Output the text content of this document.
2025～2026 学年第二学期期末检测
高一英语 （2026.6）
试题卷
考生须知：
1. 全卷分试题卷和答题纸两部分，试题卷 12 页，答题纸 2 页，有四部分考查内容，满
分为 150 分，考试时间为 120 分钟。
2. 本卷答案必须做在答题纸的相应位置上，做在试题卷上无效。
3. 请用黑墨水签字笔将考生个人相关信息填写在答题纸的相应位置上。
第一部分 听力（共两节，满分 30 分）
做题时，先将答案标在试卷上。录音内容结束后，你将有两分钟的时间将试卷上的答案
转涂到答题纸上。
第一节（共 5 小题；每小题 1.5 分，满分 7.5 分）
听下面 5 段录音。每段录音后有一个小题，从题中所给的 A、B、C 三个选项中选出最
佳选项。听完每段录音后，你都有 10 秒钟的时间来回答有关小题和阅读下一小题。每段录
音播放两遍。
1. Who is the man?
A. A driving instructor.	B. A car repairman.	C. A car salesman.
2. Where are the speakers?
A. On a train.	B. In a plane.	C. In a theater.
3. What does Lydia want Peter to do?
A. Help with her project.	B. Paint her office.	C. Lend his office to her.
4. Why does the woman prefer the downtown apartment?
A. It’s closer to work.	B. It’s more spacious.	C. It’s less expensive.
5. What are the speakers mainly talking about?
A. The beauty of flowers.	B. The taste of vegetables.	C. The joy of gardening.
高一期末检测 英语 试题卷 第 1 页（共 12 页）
---
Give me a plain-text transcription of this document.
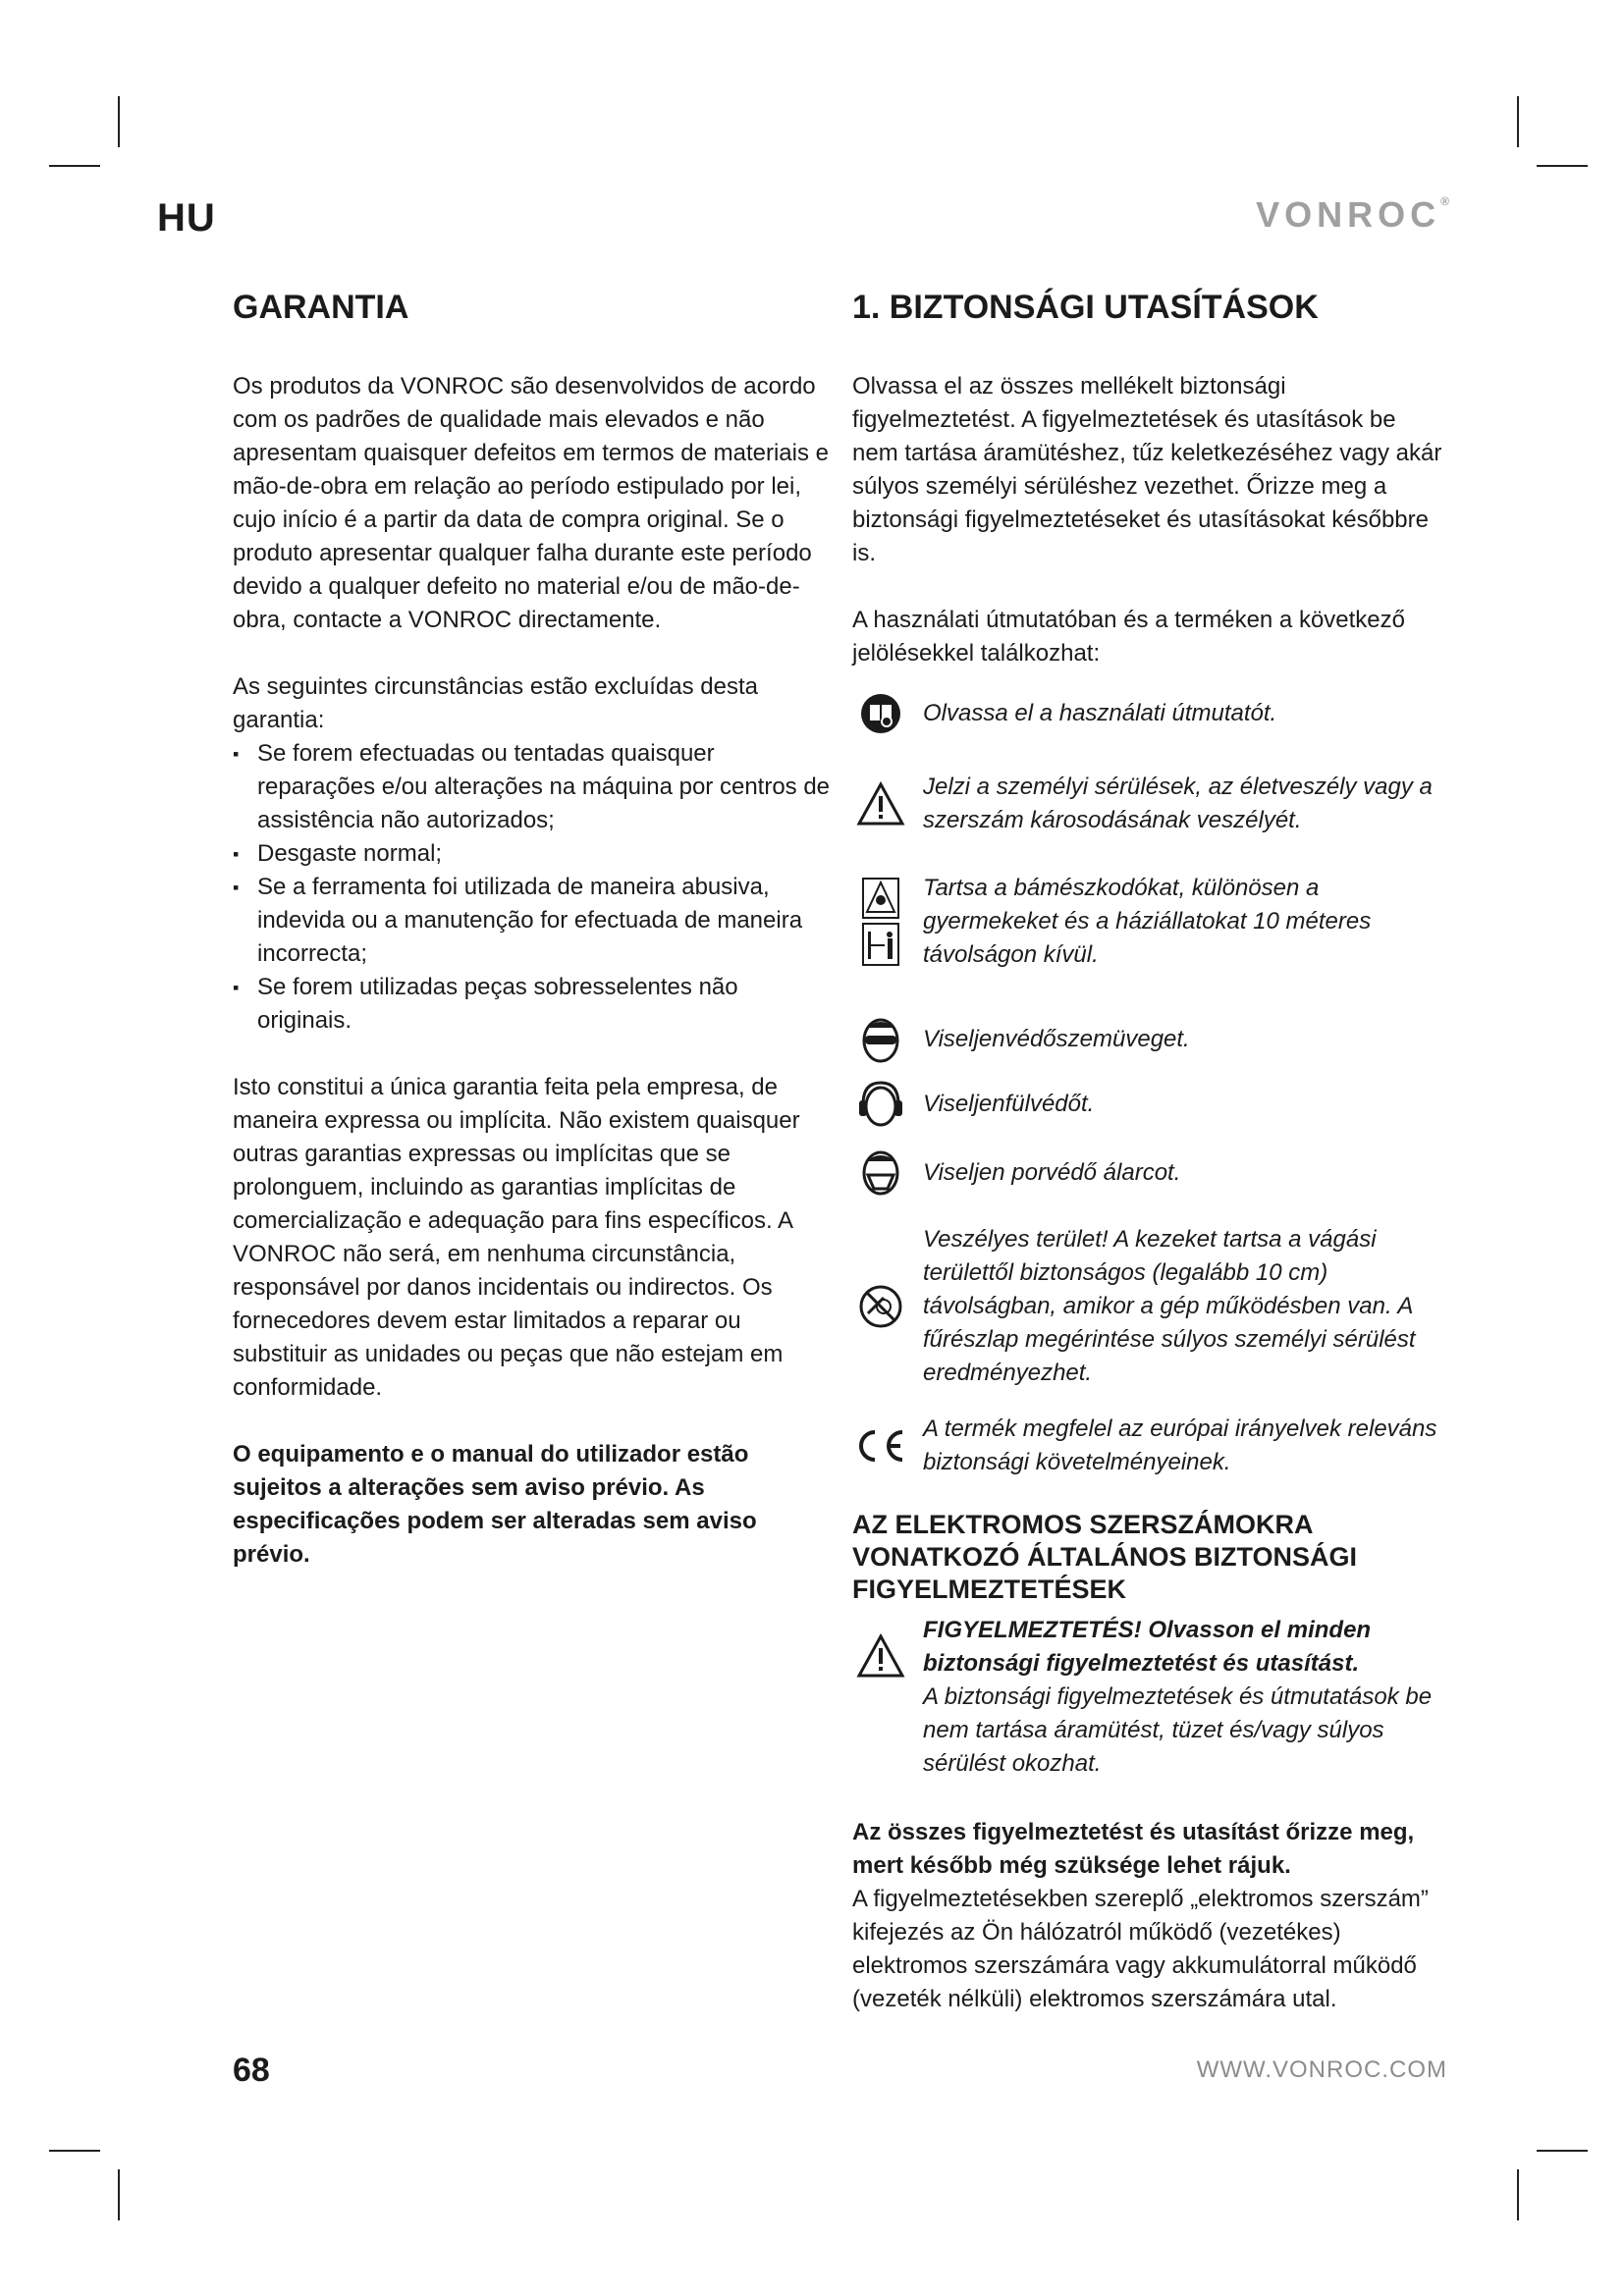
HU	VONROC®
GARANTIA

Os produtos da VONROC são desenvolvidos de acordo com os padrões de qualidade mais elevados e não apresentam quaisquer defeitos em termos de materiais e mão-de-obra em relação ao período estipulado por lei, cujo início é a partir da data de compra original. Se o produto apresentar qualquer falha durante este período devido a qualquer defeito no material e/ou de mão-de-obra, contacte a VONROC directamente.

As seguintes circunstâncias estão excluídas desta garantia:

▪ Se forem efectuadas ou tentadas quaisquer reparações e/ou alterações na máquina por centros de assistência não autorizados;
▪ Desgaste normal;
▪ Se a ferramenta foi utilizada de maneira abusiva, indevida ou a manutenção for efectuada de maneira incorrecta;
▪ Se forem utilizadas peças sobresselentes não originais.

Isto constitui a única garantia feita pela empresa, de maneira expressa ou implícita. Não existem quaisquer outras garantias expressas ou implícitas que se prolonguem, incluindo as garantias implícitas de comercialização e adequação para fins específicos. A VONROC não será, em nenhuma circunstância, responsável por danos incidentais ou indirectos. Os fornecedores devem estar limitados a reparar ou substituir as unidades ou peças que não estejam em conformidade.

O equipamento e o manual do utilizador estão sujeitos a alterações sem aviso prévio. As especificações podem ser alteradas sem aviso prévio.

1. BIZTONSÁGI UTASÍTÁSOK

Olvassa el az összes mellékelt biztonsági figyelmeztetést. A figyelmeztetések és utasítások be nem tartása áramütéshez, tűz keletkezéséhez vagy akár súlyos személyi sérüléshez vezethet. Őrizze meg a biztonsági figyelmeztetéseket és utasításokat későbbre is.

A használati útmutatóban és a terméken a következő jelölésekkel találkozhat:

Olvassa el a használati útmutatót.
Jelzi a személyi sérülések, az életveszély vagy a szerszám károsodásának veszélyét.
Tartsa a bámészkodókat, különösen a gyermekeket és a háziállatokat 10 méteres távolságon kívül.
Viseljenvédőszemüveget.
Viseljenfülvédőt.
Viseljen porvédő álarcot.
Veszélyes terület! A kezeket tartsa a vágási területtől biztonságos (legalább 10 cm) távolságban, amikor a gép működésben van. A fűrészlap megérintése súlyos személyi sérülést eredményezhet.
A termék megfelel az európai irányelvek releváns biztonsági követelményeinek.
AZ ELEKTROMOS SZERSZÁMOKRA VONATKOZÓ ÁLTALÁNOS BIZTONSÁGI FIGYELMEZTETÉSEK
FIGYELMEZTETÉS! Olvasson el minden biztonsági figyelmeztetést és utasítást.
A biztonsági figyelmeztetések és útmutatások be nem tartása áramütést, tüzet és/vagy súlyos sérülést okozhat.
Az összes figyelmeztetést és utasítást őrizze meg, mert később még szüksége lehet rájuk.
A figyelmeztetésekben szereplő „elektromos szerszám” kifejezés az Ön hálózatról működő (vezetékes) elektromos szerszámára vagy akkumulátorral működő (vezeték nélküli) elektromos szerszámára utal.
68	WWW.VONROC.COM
---
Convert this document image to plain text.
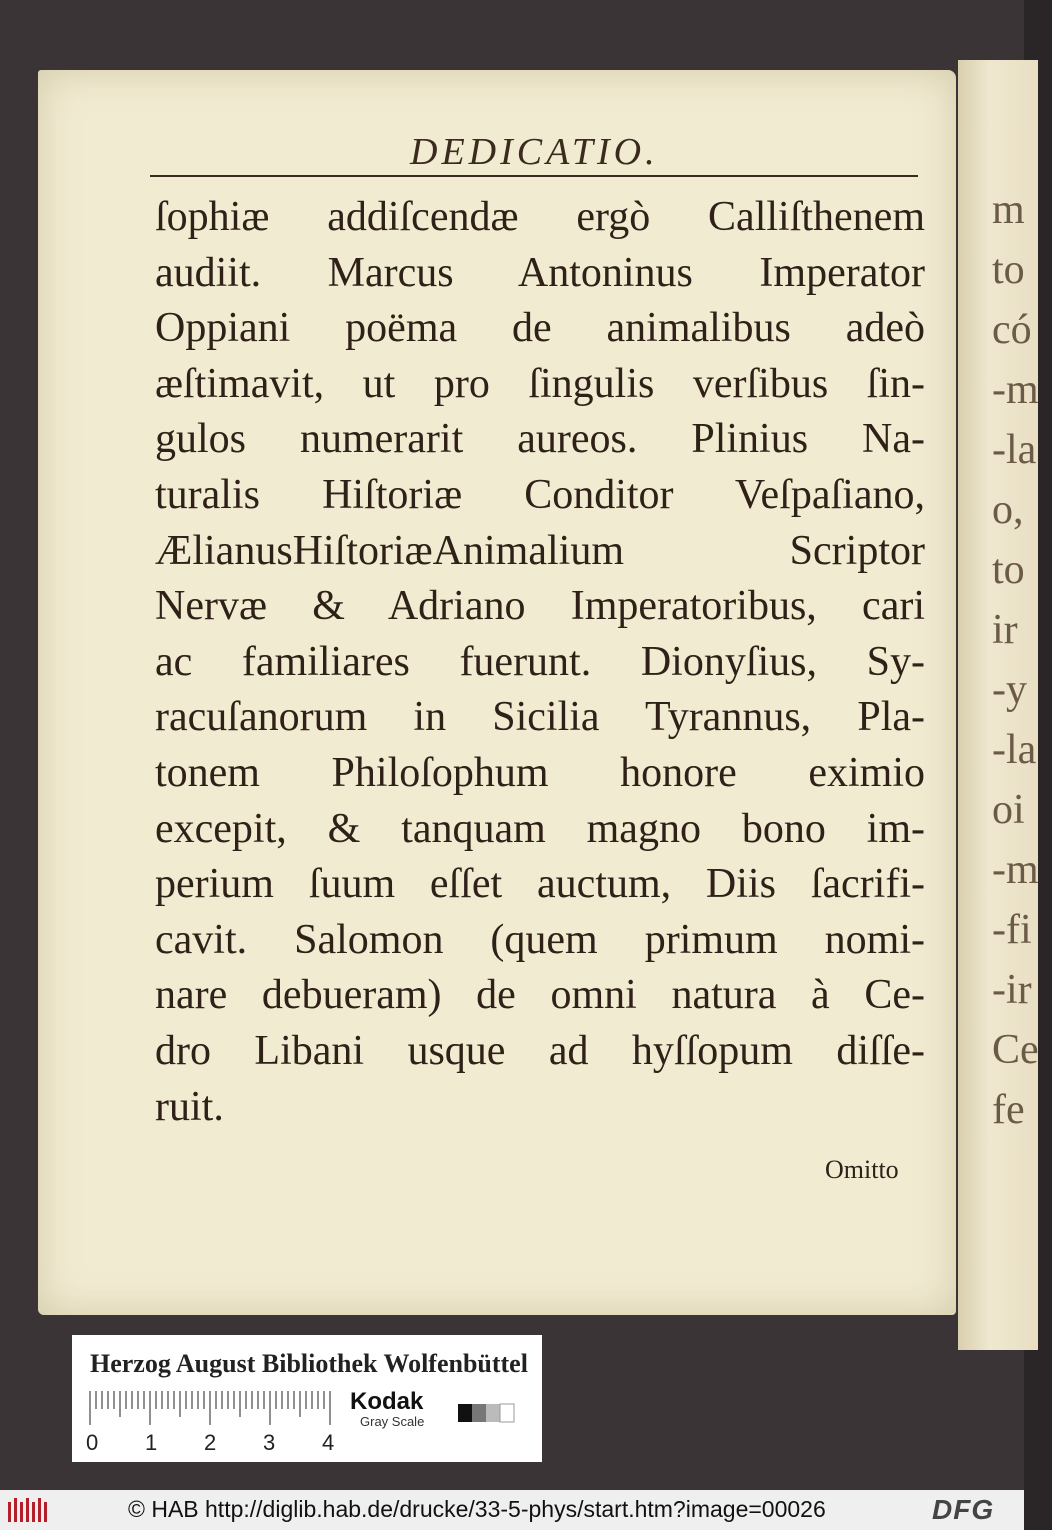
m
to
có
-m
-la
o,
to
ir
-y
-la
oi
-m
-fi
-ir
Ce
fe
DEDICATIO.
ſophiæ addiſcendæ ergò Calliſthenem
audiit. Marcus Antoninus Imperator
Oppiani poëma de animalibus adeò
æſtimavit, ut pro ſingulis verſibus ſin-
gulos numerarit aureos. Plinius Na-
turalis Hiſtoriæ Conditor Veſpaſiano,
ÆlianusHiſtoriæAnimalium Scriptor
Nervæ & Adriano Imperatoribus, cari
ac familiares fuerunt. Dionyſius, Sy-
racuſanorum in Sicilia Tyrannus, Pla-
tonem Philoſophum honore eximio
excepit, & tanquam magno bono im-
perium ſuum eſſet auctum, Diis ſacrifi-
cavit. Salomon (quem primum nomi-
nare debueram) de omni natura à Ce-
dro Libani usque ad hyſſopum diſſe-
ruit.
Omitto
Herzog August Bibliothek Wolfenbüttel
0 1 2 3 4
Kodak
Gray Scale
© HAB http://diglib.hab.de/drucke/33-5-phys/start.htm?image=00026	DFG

WHAT IS BEING ASKED — Gather, from the listing above, every line carrying the word "Olvassa".

OUTPUT —
Olvassa el az összes mellékelt biztonsági figyelmeztetést. A figyelmeztetések és utasítások be nem tartása áramütéshez, tűz keletkezéséhez vagy akár súlyos személyi sérüléshez vezethet. Őrizze meg a biztonsági figyelmeztetéseket és utasításokat későbbre is.
Olvassa el a használati útmutatót.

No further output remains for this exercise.